Denver’s Auraria Campus is finally trading in its makeshift police hallway for a full-fledged safety hub, as construction crews break ground on a new Campus Safety Center that will fold police operations, student classrooms and a 24/7 study lounge into one three-story building. Campus officials say the goal is to give officers a functional home base while also adding more late-night space for students to gather. The project is slated to wrap in August 2027.
According to the campus project overview from the Auraria Higher Education Center, the facility will clock in at roughly 32,000 square feet with a price tag of about $36 million. About two-thirds of that space is reserved for campus police operations, with the rest dedicated to classrooms and a student lounge. The project page lists an anticipated construction start in April 2026 and an expected finish in August 2027. AndersonMasonDale is on board as architect, and the work is funded with State of Colorado capital construction dollars.
Auraria Campus Police Chief Jason Mollendor has described the department’s current headquarters as a cramped, repurposed 7,500-square-foot hallway that has created ongoing operational headaches. As reported by BusinessDen, the new center will double holding capacity from two to four cells, add secure bays for department vehicles and carve out dedicated locker, workout and break rooms for officers. Mollendor said the layout is meant to make everyday tasks such as interviews, evidence handling and dispatch work safer and more efficient.

_List of tasks_:
- A) Answer these questions using the article on the Auraria Campus Safety Center:
(i) In what month and year is the project expected to be finished?
(ii) About how much will the facility cost?
(iii) How many holding cells will the new center have?
- B) Pull out the passage of the article on the Auraria Campus Safety Center that runs from "Auraria Campus Police" up to and including "and more efficient.", copying it word for word.

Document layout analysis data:
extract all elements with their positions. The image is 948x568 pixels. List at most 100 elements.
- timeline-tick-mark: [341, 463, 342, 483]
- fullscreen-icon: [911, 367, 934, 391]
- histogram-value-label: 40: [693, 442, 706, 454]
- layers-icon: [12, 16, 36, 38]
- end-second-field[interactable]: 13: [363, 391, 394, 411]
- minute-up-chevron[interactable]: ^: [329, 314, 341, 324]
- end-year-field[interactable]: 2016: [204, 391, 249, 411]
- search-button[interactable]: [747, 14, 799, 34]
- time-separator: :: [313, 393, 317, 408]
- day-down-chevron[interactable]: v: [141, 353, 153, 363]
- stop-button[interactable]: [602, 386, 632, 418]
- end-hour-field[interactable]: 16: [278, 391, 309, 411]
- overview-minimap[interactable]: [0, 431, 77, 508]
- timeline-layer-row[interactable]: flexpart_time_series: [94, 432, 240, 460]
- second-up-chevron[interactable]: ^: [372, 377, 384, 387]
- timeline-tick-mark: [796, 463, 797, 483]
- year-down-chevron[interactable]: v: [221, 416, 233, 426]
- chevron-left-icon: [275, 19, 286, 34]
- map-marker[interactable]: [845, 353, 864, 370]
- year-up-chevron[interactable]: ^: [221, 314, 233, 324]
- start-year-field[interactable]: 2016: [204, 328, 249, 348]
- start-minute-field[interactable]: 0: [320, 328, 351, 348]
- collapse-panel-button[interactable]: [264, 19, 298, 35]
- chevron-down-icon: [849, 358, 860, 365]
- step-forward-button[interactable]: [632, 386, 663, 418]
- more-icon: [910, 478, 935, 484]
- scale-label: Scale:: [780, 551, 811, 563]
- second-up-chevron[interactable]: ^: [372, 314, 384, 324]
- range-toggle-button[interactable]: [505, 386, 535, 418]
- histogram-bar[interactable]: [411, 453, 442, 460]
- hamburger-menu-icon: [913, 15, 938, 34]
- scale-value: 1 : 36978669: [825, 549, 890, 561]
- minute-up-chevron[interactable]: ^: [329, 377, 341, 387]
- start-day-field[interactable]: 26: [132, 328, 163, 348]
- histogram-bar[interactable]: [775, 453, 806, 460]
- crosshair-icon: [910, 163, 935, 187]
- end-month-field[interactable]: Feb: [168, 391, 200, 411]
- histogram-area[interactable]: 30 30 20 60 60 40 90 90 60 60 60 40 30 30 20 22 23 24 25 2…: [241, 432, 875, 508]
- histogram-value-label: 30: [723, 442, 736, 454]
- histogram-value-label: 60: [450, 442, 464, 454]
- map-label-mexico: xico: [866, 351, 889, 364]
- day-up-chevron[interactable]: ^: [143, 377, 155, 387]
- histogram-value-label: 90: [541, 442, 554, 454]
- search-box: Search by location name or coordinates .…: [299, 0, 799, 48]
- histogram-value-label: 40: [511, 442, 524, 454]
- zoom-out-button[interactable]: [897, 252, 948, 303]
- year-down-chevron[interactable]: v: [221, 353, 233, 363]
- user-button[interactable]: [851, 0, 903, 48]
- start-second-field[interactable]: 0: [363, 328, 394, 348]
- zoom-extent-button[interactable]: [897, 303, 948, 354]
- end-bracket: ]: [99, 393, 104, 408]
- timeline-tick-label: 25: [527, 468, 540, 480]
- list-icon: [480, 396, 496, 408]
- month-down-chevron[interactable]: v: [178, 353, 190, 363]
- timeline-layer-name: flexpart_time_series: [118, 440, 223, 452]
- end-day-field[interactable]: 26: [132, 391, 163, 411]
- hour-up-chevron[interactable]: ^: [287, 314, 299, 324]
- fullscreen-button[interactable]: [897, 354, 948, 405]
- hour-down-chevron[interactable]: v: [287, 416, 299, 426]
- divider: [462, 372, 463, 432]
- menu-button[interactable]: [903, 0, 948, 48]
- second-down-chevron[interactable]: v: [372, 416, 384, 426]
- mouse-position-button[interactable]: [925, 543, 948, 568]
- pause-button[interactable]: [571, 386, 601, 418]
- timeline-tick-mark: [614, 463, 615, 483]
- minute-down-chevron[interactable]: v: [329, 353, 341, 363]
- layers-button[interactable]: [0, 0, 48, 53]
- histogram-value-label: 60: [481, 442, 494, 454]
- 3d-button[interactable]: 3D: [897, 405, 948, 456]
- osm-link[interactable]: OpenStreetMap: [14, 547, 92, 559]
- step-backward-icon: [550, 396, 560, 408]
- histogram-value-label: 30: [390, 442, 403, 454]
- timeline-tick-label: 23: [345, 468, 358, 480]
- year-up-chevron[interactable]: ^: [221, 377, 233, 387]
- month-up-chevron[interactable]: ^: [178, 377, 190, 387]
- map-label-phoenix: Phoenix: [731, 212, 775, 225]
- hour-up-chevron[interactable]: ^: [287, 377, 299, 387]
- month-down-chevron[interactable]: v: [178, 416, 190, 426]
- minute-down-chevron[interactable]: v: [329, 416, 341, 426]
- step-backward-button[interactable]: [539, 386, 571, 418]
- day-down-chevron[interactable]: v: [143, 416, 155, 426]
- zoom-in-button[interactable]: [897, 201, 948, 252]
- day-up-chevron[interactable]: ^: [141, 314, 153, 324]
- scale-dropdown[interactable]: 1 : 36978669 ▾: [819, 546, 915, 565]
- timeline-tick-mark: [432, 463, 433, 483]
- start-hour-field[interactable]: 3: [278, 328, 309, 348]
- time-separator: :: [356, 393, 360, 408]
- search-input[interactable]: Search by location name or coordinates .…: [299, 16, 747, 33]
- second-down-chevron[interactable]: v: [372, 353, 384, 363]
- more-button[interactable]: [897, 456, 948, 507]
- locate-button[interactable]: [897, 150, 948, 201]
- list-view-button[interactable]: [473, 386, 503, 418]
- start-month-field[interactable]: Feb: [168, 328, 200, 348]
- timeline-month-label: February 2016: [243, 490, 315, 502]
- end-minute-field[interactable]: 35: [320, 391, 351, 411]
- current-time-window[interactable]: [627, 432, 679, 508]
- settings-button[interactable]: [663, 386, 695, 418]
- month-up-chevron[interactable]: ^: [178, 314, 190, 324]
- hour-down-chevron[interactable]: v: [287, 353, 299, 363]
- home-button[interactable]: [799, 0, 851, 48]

_Results in order_:
- A)
(i) August 2027
(ii) About $36 million
(iii) Four

- B)
Auraria Campus Police Chief Jason Mollendor has described the department’s current headquarters as a cramped, repurposed 7,500-square-foot hallway that has created ongoing operational headaches. As reported by BusinessDen, the new center will double holding capacity from two to four cells, add secure bays for department vehicles and carve out dedicated locker, workout and break rooms for officers. Mollendor said the layout is meant to make everyday tasks such as interviews, evidence handling and dispatch work safer and more efficient.